* **WHAT TO WORK ON**: Repeat, line for line, the entries printed below.

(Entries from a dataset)
____________
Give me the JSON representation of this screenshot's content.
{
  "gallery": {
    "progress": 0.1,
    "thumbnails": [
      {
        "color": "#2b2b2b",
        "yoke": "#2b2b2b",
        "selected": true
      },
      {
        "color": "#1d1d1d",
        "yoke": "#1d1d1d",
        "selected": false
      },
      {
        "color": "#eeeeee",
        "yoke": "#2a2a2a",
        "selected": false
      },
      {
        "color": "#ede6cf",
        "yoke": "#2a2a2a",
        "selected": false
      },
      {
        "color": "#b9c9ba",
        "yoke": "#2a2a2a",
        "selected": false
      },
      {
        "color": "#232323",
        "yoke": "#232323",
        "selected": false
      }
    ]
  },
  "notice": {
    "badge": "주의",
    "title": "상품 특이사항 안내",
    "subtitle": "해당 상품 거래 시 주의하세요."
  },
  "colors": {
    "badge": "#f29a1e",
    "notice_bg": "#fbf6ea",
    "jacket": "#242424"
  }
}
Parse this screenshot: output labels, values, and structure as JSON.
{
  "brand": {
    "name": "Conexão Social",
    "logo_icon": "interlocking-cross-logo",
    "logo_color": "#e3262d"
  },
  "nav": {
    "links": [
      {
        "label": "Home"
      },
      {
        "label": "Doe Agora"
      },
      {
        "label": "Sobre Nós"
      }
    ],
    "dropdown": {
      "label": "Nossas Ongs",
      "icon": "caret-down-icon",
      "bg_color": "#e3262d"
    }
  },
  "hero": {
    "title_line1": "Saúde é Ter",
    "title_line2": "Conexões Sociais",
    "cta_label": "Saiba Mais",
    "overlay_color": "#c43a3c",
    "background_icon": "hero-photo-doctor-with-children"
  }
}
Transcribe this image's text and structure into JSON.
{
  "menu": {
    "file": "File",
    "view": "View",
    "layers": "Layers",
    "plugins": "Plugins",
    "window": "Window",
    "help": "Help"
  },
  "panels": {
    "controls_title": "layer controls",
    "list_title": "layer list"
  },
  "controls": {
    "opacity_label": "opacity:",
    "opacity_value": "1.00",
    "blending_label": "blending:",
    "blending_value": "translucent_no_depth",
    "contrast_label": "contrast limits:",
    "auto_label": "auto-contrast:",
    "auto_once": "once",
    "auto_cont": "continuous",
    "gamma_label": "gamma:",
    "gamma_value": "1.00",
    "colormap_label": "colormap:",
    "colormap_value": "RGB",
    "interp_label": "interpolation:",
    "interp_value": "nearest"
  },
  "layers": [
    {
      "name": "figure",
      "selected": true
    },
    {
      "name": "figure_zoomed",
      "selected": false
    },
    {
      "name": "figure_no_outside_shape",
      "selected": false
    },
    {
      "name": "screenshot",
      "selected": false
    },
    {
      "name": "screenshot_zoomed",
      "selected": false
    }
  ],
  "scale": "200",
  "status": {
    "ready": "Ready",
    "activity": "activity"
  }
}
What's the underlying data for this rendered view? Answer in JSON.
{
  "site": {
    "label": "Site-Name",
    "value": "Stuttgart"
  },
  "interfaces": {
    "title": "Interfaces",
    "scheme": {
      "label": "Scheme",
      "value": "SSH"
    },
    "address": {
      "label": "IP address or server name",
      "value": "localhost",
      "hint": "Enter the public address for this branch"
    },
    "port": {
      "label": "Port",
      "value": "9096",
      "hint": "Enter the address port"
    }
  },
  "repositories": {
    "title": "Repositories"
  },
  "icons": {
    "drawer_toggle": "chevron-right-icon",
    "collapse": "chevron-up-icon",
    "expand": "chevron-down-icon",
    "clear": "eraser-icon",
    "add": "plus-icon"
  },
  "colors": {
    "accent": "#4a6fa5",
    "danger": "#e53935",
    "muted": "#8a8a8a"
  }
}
____________
* **FINISHED ANSWER**:
Give me the JSON representation of this screenshot's content.
{
  "gallery": {
    "progress": 0.1,
    "thumbnails": [
      {
        "color": "#2b2b2b",
        "yoke": "#2b2b2b",
        "selected": true
      },
      {
        "color": "#1d1d1d",
        "yoke": "#1d1d1d",
        "selected": false
      },
      {
        "color": "#eeeeee",
        "yoke": "#2a2a2a",
        "selected": false
      },
      {
        "color": "#ede6cf",
        "yoke": "#2a2a2a",
        "selected": false
      },
      {
        "color": "#b9c9ba",
        "yoke": "#2a2a2a",
        "selected": false
      },
      {
        "color": "#232323",
        "yoke": "#232323",
        "selected": false
      }
    ]
  },
  "notice": {
    "badge": "주의",
    "title": "상품 특이사항 안내",
    "subtitle": "해당 상품 거래 시 주의하세요."
  },
  "colors": {
    "badge": "#f29a1e",
    "notice_bg": "#fbf6ea",
    "jacket": "#242424"
  }
}
Parse this screenshot: output labels, values, and structure as JSON.
{
  "brand": {
    "name": "Conexão Social",
    "logo_icon": "interlocking-cross-logo",
    "logo_color": "#e3262d"
  },
  "nav": {
    "links": [
      {
        "label": "Home"
      },
      {
        "label": "Doe Agora"
      },
      {
        "label": "Sobre Nós"
      }
    ],
    "dropdown": {
      "label": "Nossas Ongs",
      "icon": "caret-down-icon",
      "bg_color": "#e3262d"
    }
  },
  "hero": {
    "title_line1": "Saúde é Ter",
    "title_line2": "Conexões Sociais",
    "cta_label": "Saiba Mais",
    "overlay_color": "#c43a3c",
    "background_icon": "hero-photo-doctor-with-children"
  }
}
Transcribe this image's text and structure into JSON.
{
  "menu": {
    "file": "File",
    "view": "View",
    "layers": "Layers",
    "plugins": "Plugins",
    "window": "Window",
    "help": "Help"
  },
  "panels": {
    "controls_title": "layer controls",
    "list_title": "layer list"
  },
  "controls": {
    "opacity_label": "opacity:",
    "opacity_value": "1.00",
    "blending_label": "blending:",
    "blending_value": "translucent_no_depth",
    "contrast_label": "contrast limits:",
    "auto_label": "auto-contrast:",
    "auto_once": "once",
    "auto_cont": "continuous",
    "gamma_label": "gamma:",
    "gamma_value": "1.00",
    "colormap_label": "colormap:",
    "colormap_value": "RGB",
    "interp_label": "interpolation:",
    "interp_value": "nearest"
  },
  "layers": [
    {
      "name": "figure",
      "selected": true
    },
    {
      "name": "figure_zoomed",
      "selected": false
    },
    {
      "name": "figure_no_outside_shape",
      "selected": false
    },
    {
      "name": "screenshot",
      "selected": false
    },
    {
      "name": "screenshot_zoomed",
      "selected": false
    }
  ],
  "scale": "200",
  "status": {
    "ready": "Ready",
    "activity": "activity"
  }
}
What's the underlying data for this rendered view? Answer in JSON.
{
  "site": {
    "label": "Site-Name",
    "value": "Stuttgart"
  },
  "interfaces": {
    "title": "Interfaces",
    "scheme": {
      "label": "Scheme",
      "value": "SSH"
    },
    "address": {
      "label": "IP address or server name",
      "value": "localhost",
      "hint": "Enter the public address for this branch"
    },
    "port": {
      "label": "Port",
      "value": "9096",
      "hint": "Enter the address port"
    }
  },
  "repositories": {
    "title": "Repositories"
  },
  "icons": {
    "drawer_toggle": "chevron-right-icon",
    "collapse": "chevron-up-icon",
    "expand": "chevron-down-icon",
    "clear": "eraser-icon",
    "add": "plus-icon"
  },
  "colors": {
    "accent": "#4a6fa5",
    "danger": "#e53935",
    "muted": "#8a8a8a"
  }
}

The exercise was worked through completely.